>>
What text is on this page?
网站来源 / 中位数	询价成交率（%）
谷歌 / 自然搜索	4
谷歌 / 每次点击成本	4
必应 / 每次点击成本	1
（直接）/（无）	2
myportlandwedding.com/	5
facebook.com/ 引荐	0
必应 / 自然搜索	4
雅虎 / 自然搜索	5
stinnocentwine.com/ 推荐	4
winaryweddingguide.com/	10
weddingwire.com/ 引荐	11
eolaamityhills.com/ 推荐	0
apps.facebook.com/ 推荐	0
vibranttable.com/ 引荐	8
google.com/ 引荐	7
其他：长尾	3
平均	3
<<
* _WORK REQUIRED_: Write out every line of the listing that holds the word "facebook".

* _FINAL RESULT_:
facebook.com/ 引荐	0
apps.facebook.com/ 推荐	0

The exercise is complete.